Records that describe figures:

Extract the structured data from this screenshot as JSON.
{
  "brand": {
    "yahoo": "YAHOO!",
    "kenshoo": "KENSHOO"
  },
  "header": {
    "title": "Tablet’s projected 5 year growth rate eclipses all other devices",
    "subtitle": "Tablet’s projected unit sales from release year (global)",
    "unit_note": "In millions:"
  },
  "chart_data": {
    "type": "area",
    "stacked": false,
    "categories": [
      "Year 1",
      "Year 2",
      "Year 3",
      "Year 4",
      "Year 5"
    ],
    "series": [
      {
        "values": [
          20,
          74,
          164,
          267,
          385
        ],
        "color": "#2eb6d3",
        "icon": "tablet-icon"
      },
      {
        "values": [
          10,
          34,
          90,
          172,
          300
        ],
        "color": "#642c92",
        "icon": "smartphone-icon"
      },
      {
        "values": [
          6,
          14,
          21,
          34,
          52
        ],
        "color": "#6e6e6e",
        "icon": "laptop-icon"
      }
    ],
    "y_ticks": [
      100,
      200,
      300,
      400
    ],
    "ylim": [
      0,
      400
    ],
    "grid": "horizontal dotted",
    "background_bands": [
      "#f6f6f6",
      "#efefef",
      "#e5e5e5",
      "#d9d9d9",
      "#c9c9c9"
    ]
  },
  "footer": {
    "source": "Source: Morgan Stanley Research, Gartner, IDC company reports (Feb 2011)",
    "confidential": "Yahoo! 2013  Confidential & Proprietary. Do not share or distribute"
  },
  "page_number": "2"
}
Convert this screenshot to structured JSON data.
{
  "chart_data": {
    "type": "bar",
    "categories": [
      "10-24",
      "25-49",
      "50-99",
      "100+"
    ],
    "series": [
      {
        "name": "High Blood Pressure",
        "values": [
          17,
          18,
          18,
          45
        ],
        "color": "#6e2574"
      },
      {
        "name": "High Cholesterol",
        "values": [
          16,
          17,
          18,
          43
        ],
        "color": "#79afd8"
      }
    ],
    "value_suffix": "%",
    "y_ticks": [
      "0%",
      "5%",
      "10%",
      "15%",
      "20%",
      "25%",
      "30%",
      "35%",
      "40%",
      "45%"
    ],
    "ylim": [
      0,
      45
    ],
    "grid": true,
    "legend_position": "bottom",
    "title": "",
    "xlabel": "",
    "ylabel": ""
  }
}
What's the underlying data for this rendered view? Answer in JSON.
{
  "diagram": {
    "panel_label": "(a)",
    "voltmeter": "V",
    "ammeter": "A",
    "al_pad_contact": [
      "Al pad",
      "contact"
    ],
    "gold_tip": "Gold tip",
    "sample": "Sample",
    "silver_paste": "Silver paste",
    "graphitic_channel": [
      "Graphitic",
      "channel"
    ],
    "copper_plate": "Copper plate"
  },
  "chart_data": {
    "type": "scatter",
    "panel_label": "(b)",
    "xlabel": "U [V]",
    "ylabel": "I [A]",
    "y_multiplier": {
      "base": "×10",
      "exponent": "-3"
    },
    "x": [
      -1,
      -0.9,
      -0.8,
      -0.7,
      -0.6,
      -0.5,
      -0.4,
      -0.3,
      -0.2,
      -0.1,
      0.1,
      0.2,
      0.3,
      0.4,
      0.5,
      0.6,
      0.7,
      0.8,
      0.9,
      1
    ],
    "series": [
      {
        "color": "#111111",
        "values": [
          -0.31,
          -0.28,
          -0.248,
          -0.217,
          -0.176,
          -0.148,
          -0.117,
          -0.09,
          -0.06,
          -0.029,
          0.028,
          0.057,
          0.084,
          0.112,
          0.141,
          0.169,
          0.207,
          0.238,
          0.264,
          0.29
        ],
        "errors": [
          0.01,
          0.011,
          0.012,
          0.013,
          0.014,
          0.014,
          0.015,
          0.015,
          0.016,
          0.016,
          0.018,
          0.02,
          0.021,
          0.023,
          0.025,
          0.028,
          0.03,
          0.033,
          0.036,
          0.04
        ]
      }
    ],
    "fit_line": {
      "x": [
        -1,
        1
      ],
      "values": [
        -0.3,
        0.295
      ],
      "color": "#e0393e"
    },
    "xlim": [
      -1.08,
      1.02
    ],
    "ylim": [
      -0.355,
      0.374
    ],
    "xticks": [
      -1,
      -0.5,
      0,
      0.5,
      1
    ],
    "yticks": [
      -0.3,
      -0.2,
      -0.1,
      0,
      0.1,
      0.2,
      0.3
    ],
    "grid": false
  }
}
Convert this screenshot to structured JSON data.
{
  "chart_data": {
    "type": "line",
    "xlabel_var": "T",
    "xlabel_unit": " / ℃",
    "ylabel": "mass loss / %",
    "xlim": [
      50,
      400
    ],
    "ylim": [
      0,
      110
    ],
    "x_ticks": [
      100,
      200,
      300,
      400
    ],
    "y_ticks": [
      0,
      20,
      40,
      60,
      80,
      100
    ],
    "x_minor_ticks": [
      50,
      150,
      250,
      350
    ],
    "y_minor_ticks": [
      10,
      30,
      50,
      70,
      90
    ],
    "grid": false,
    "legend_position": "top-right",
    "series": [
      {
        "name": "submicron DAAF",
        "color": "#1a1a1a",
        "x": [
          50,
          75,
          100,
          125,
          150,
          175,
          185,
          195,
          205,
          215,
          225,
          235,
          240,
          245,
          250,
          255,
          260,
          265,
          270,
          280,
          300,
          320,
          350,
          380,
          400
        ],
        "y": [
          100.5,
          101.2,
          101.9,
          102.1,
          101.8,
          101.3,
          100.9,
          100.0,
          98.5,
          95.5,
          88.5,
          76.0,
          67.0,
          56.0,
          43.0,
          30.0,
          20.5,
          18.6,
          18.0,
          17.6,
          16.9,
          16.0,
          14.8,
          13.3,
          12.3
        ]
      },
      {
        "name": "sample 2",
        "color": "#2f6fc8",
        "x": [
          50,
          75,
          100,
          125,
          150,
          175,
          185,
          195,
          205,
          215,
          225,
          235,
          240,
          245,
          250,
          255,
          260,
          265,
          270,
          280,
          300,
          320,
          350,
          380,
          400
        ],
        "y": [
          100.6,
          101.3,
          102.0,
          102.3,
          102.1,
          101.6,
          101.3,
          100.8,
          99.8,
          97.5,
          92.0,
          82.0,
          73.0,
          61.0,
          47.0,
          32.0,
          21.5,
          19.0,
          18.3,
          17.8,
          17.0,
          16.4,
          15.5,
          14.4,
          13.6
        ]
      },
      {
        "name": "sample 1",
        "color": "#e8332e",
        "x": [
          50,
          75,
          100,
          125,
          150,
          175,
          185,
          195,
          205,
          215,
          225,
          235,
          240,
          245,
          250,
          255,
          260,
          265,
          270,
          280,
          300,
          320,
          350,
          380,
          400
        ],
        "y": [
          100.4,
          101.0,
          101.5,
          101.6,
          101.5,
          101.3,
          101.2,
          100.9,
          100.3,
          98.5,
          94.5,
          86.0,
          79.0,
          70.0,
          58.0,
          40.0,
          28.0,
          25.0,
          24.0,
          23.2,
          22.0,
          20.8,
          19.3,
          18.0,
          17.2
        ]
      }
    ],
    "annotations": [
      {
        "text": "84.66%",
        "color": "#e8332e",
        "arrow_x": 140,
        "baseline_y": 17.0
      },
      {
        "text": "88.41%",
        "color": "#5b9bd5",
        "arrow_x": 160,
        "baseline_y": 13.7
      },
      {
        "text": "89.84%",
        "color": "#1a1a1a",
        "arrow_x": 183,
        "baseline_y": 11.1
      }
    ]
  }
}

WHAT THE TASK ASKS: Every entry above should be retyped exactly as shown.

THE COMPLETED TASK:
Extract the structured data from this screenshot as JSON.
{
  "brand": {
    "yahoo": "YAHOO!",
    "kenshoo": "KENSHOO"
  },
  "header": {
    "title": "Tablet’s projected 5 year growth rate eclipses all other devices",
    "subtitle": "Tablet’s projected unit sales from release year (global)",
    "unit_note": "In millions:"
  },
  "chart_data": {
    "type": "area",
    "stacked": false,
    "categories": [
      "Year 1",
      "Year 2",
      "Year 3",
      "Year 4",
      "Year 5"
    ],
    "series": [
      {
        "values": [
          20,
          74,
          164,
          267,
          385
        ],
        "color": "#2eb6d3",
        "icon": "tablet-icon"
      },
      {
        "values": [
          10,
          34,
          90,
          172,
          300
        ],
        "color": "#642c92",
        "icon": "smartphone-icon"
      },
      {
        "values": [
          6,
          14,
          21,
          34,
          52
        ],
        "color": "#6e6e6e",
        "icon": "laptop-icon"
      }
    ],
    "y_ticks": [
      100,
      200,
      300,
      400
    ],
    "ylim": [
      0,
      400
    ],
    "grid": "horizontal dotted",
    "background_bands": [
      "#f6f6f6",
      "#efefef",
      "#e5e5e5",
      "#d9d9d9",
      "#c9c9c9"
    ]
  },
  "footer": {
    "source": "Source: Morgan Stanley Research, Gartner, IDC company reports (Feb 2011)",
    "confidential": "Yahoo! 2013  Confidential & Proprietary. Do not share or distribute"
  },
  "page_number": "2"
}
Convert this screenshot to structured JSON data.
{
  "chart_data": {
    "type": "bar",
    "categories": [
      "10-24",
      "25-49",
      "50-99",
      "100+"
    ],
    "series": [
      {
        "name": "High Blood Pressure",
        "values": [
          17,
          18,
          18,
          45
        ],
        "color": "#6e2574"
      },
      {
        "name": "High Cholesterol",
        "values": [
          16,
          17,
          18,
          43
        ],
        "color": "#79afd8"
      }
    ],
    "value_suffix": "%",
    "y_ticks": [
      "0%",
      "5%",
      "10%",
      "15%",
      "20%",
      "25%",
      "30%",
      "35%",
      "40%",
      "45%"
    ],
    "ylim": [
      0,
      45
    ],
    "grid": true,
    "legend_position": "bottom",
    "title": "",
    "xlabel": "",
    "ylabel": ""
  }
}
What's the underlying data for this rendered view? Answer in JSON.
{
  "diagram": {
    "panel_label": "(a)",
    "voltmeter": "V",
    "ammeter": "A",
    "al_pad_contact": [
      "Al pad",
      "contact"
    ],
    "gold_tip": "Gold tip",
    "sample": "Sample",
    "silver_paste": "Silver paste",
    "graphitic_channel": [
      "Graphitic",
      "channel"
    ],
    "copper_plate": "Copper plate"
  },
  "chart_data": {
    "type": "scatter",
    "panel_label": "(b)",
    "xlabel": "U [V]",
    "ylabel": "I [A]",
    "y_multiplier": {
      "base": "×10",
      "exponent": "-3"
    },
    "x": [
      -1,
      -0.9,
      -0.8,
      -0.7,
      -0.6,
      -0.5,
      -0.4,
      -0.3,
      -0.2,
      -0.1,
      0.1,
      0.2,
      0.3,
      0.4,
      0.5,
      0.6,
      0.7,
      0.8,
      0.9,
      1
    ],
    "series": [
      {
        "color": "#111111",
        "values": [
          -0.31,
          -0.28,
          -0.248,
          -0.217,
          -0.176,
          -0.148,
          -0.117,
          -0.09,
          -0.06,
          -0.029,
          0.028,
          0.057,
          0.084,
          0.112,
          0.141,
          0.169,
          0.207,
          0.238,
          0.264,
          0.29
        ],
        "errors": [
          0.01,
          0.011,
          0.012,
          0.013,
          0.014,
          0.014,
          0.015,
          0.015,
          0.016,
          0.016,
          0.018,
          0.02,
          0.021,
          0.023,
          0.025,
          0.028,
          0.03,
          0.033,
          0.036,
          0.04
        ]
      }
    ],
    "fit_line": {
      "x": [
        -1,
        1
      ],
      "values": [
        -0.3,
        0.295
      ],
      "color": "#e0393e"
    },
    "xlim": [
      -1.08,
      1.02
    ],
    "ylim": [
      -0.355,
      0.374
    ],
    "xticks": [
      -1,
      -0.5,
      0,
      0.5,
      1
    ],
    "yticks": [
      -0.3,
      -0.2,
      -0.1,
      0,
      0.1,
      0.2,
      0.3
    ],
    "grid": false
  }
}
Convert this screenshot to structured JSON data.
{
  "chart_data": {
    "type": "line",
    "xlabel_var": "T",
    "xlabel_unit": " / ℃",
    "ylabel": "mass loss / %",
    "xlim": [
      50,
      400
    ],
    "ylim": [
      0,
      110
    ],
    "x_ticks": [
      100,
      200,
      300,
      400
    ],
    "y_ticks": [
      0,
      20,
      40,
      60,
      80,
      100
    ],
    "x_minor_ticks": [
      50,
      150,
      250,
      350
    ],
    "y_minor_ticks": [
      10,
      30,
      50,
      70,
      90
    ],
    "grid": false,
    "legend_position": "top-right",
    "series": [
      {
        "name": "submicron DAAF",
        "color": "#1a1a1a",
        "x": [
          50,
          75,
          100,
          125,
          150,
          175,
          185,
          195,
          205,
          215,
          225,
          235,
          240,
          245,
          250,
          255,
          260,
          265,
          270,
          280,
          300,
          320,
          350,
          380,
          400
        ],
        "y": [
          100.5,
          101.2,
          101.9,
          102.1,
          101.8,
          101.3,
          100.9,
          100.0,
          98.5,
          95.5,
          88.5,
          76.0,
          67.0,
          56.0,
          43.0,
          30.0,
          20.5,
          18.6,
          18.0,
          17.6,
          16.9,
          16.0,
          14.8,
          13.3,
          12.3
        ]
      },
      {
        "name": "sample 2",
        "color": "#2f6fc8",
        "x": [
          50,
          75,
          100,
          125,
          150,
          175,
          185,
          195,
          205,
          215,
          225,
          235,
          240,
          245,
          250,
          255,
          260,
          265,
          270,
          280,
          300,
          320,
          350,
          380,
          400
        ],
        "y": [
          100.6,
          101.3,
          102.0,
          102.3,
          102.1,
          101.6,
          101.3,
          100.8,
          99.8,
          97.5,
          92.0,
          82.0,
          73.0,
          61.0,
          47.0,
          32.0,
          21.5,
          19.0,
          18.3,
          17.8,
          17.0,
          16.4,
          15.5,
          14.4,
          13.6
        ]
      },
      {
        "name": "sample 1",
        "color": "#e8332e",
        "x": [
          50,
          75,
          100,
          125,
          150,
          175,
          185,
          195,
          205,
          215,
          225,
          235,
          240,
          245,
          250,
          255,
          260,
          265,
          270,
          280,
          300,
          320,
          350,
          380,
          400
        ],
        "y": [
          100.4,
          101.0,
          101.5,
          101.6,
          101.5,
          101.3,
          101.2,
          100.9,
          100.3,
          98.5,
          94.5,
          86.0,
          79.0,
          70.0,
          58.0,
          40.0,
          28.0,
          25.0,
          24.0,
          23.2,
          22.0,
          20.8,
          19.3,
          18.0,
          17.2
        ]
      }
    ],
    "annotations": [
      {
        "text": "84.66%",
        "color": "#e8332e",
        "arrow_x": 140,
        "baseline_y": 17.0
      },
      {
        "text": "88.41%",
        "color": "#5b9bd5",
        "arrow_x": 160,
        "baseline_y": 13.7
      },
      {
        "text": "89.84%",
        "color": "#1a1a1a",
        "arrow_x": 183,
        "baseline_y": 11.1
      }
    ]
  }
}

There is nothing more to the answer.